Problem requirements: All lines below must be repeated exactly, with the pictures omitted.

(Stored data)
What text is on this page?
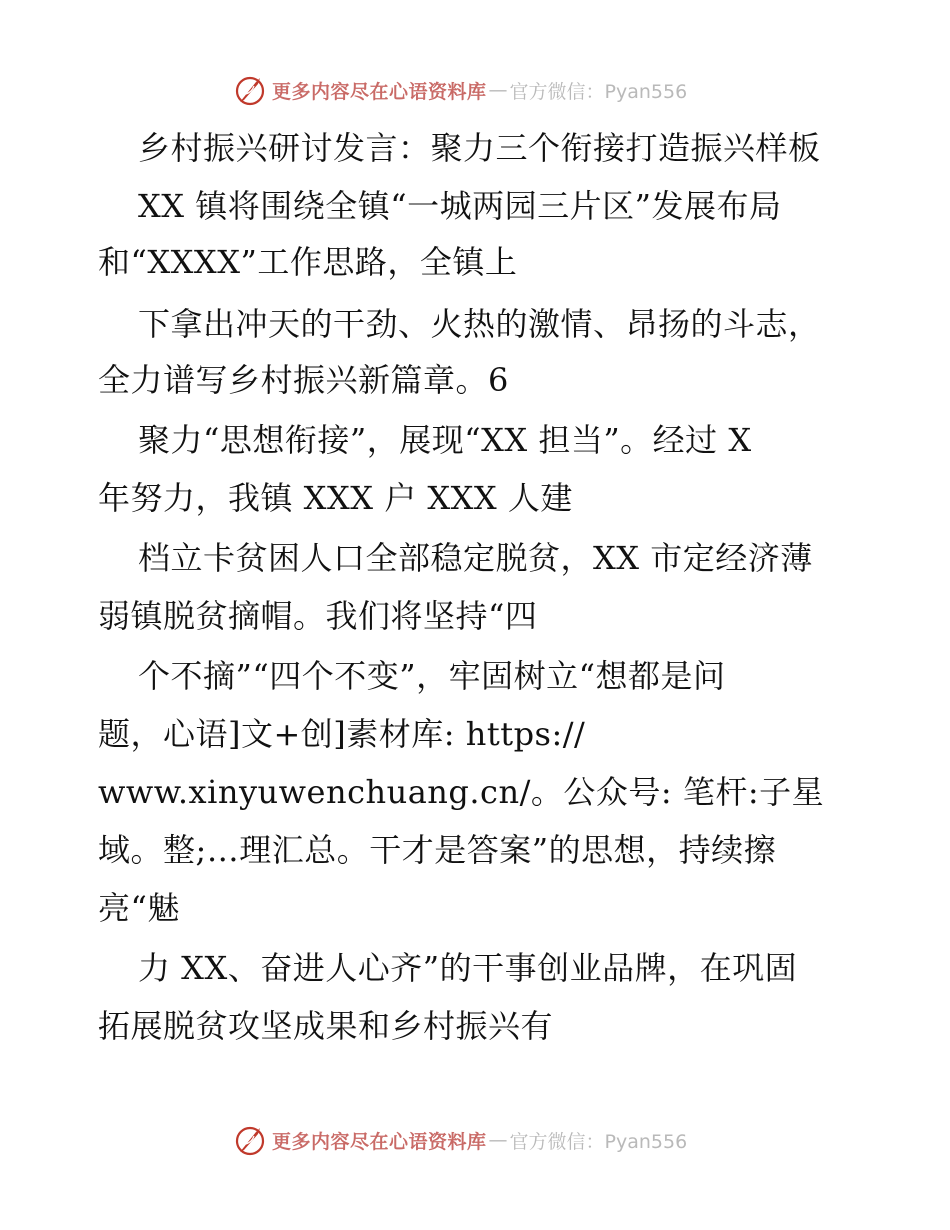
更多内容尽在心语资料库 — 官方微信：Pyan556
乡村振兴研讨发言：聚力三个衔接打造振兴样板
XX 镇将围绕全镇“一城两园三片区”发展布局
和“XXXX”工作思路，全镇上
下拿出冲天的干劲、火热的激情、昂扬的斗志，
全力谱写乡村振兴新篇章。6
聚力“思想衔接”，展现“XX 担当”。经过 X
年努力，我镇 XXX 户 XXX 人建
档立卡贫困人口全部稳定脱贫，XX 市定经济薄
弱镇脱贫摘帽。我们将坚持“四
个不摘”“四个不变”，牢固树立“想都是问
题，心语]文+创]素材库: https://
www.xinyuwenchuang.cn/。公众号: 笔杆:子星
域。整;…理汇总。干才是答案”的思想，持续擦
亮“魅
力 XX、奋进人心齐”的干事创业品牌，在巩固
拓展脱贫攻坚成果和乡村振兴有
更多内容尽在心语资料库 — 官方微信：Pyan556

Response:
What text is on this page?
更多内容尽在心语资料库 — 官方微信：Pyan556
乡村振兴研讨发言：聚力三个衔接打造振兴样板
XX 镇将围绕全镇“一城两园三片区”发展布局
和“XXXX”工作思路，全镇上
下拿出冲天的干劲、火热的激情、昂扬的斗志，
全力谱写乡村振兴新篇章。6
聚力“思想衔接”，展现“XX 担当”。经过 X
年努力，我镇 XXX 户 XXX 人建
档立卡贫困人口全部稳定脱贫，XX 市定经济薄
弱镇脱贫摘帽。我们将坚持“四
个不摘”“四个不变”，牢固树立“想都是问
题，心语]文+创]素材库: https://
www.xinyuwenchuang.cn/。公众号: 笔杆:子星
域。整;…理汇总。干才是答案”的思想，持续擦
亮“魅
力 XX、奋进人心齐”的干事创业品牌，在巩固
拓展脱贫攻坚成果和乡村振兴有
更多内容尽在心语资料库 — 官方微信：Pyan556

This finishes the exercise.